WHAT YOU WILL DO |
**A)** From the court order on the loan claim, extract the passage from "FINDINGS OF FACT" to "percent per annum." word for word.
**B)** In the court order on the loan claim, what annual interest rate did the loan agreement set?

ORDER
Debtor, Clarence L. Wright, objects to the proof of claim filed by Transamerica Financial Services, Inc. (“Transamerica”). Based on the evidence presented at hearing and relevant legal authorities, I make the following findings.
FINDINGS OF FACT
On July 22, 1986 Transamerica loaned debtor Nine Thousand Nine Hundred Seventy-Seven and 10/100 ($9,977.10) Dollars. The loan documentation indicates that the facе amount of the loan, Nine Thousand Nine Hundred Seventy-Seven and 10/100 ($9,977.10) Dollars, includes an “amount financed” of Nine Thousand Four Hundred Seventy-Eight and 39/100 ($9,478.39) Dollars and a “Prepaid Finance Charge (Loan Fee)” (the “loan fee”) of Four Hundred Ninety-Eight and 71/100 ($498.71) Dollars. 1 Under the terms of the loan agreement, debtor was to repay the loan in 59 monthly installments of Two Hundred Fifty-Six and No/100 ($256.00) Dollars and one installment of Two Hundred Eighty-Nine and 22/100 ($289.22) Dollars, with interest at the rate of 18.5 percent per annum.

(Annotated element entries)
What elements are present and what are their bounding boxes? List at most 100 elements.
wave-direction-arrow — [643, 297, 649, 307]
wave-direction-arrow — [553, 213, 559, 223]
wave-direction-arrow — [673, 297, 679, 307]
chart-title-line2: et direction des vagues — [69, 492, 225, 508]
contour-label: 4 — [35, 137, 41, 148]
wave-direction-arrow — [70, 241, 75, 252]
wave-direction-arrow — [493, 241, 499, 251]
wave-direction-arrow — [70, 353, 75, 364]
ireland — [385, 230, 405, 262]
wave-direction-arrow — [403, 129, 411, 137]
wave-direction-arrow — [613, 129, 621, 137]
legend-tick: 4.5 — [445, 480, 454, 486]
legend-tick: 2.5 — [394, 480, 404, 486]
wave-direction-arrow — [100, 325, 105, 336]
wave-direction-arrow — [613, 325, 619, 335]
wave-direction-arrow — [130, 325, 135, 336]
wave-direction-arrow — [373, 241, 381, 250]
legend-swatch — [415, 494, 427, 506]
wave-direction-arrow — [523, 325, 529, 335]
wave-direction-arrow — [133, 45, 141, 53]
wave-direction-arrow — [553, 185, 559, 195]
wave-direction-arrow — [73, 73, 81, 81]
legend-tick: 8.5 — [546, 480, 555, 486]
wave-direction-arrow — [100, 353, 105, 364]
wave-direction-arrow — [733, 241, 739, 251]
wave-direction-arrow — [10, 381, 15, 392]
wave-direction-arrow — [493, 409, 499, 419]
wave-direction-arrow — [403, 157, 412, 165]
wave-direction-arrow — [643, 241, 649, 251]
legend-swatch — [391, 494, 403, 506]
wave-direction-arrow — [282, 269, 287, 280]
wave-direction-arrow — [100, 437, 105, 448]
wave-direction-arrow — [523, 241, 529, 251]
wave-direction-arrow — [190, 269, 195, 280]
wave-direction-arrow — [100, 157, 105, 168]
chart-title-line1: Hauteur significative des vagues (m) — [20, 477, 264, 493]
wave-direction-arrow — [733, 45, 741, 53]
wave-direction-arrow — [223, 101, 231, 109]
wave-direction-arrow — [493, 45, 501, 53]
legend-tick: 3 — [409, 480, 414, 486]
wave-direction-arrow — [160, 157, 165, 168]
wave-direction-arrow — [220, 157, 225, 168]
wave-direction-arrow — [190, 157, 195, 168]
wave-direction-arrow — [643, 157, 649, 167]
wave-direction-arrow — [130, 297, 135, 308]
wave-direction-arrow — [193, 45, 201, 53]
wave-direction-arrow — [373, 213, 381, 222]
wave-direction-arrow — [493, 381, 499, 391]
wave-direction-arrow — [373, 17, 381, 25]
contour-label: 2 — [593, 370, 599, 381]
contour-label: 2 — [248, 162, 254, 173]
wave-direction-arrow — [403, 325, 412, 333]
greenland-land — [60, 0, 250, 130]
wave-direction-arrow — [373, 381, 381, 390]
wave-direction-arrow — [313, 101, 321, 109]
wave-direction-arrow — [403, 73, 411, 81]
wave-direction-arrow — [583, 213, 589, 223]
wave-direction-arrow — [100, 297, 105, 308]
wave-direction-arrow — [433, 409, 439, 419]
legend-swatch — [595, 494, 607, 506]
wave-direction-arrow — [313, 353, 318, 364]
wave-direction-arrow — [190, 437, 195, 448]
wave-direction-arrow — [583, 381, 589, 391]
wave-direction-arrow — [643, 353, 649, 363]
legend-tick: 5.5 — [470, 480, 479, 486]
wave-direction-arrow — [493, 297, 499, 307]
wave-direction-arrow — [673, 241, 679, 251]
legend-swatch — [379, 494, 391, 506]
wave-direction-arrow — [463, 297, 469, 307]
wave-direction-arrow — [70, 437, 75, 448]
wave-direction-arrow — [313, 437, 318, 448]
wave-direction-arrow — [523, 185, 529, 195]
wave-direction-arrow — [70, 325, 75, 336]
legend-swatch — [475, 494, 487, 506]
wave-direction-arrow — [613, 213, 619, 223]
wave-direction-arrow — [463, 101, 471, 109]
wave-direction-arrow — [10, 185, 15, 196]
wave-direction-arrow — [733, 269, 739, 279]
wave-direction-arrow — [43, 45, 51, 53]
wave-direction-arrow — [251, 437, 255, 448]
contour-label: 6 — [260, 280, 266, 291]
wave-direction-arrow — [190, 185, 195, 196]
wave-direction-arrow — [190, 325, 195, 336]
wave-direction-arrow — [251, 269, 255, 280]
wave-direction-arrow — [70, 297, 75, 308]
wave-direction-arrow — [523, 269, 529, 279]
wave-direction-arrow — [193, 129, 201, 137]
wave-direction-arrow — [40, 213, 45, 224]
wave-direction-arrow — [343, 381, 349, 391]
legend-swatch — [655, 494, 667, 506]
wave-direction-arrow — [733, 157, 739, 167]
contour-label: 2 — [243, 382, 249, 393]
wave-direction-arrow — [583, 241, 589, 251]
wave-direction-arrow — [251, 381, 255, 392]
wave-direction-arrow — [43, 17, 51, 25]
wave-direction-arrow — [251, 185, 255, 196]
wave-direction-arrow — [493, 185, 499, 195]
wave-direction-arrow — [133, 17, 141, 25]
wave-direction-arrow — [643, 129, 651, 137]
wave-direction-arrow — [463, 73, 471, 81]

THE RESULTS |
**A)**
FINDINGS OF FACT
On July 22, 1986 Transamerica loaned debtor Nine Thousand Nine Hundred Seventy-Seven and 10/100 ($9,977.10) Dollars. The loan documentation indicates that the facе amount of the loan, Nine Thousand Nine Hundred Seventy-Seven and 10/100 ($9,977.10) Dollars, includes an “amount financed” of Nine Thousand Four Hundred Seventy-Eight and 39/100 ($9,478.39) Dollars and a “Prepaid Finance Charge (Loan Fee)” (the “loan fee”) of Four Hundred Ninety-Eight and 71/100 ($498.71) Dollars. 1 Under the terms of the loan agreement, debtor was to repay the loan in 59 monthly installments of Two Hundred Fifty-Six and No/100 ($256.00) Dollars and one installment of Two Hundred Eighty-Nine and 22/100 ($289.22) Dollars, with interest at the rate of 18.5 percent per annum.

**B)** 18.5 percent per annum.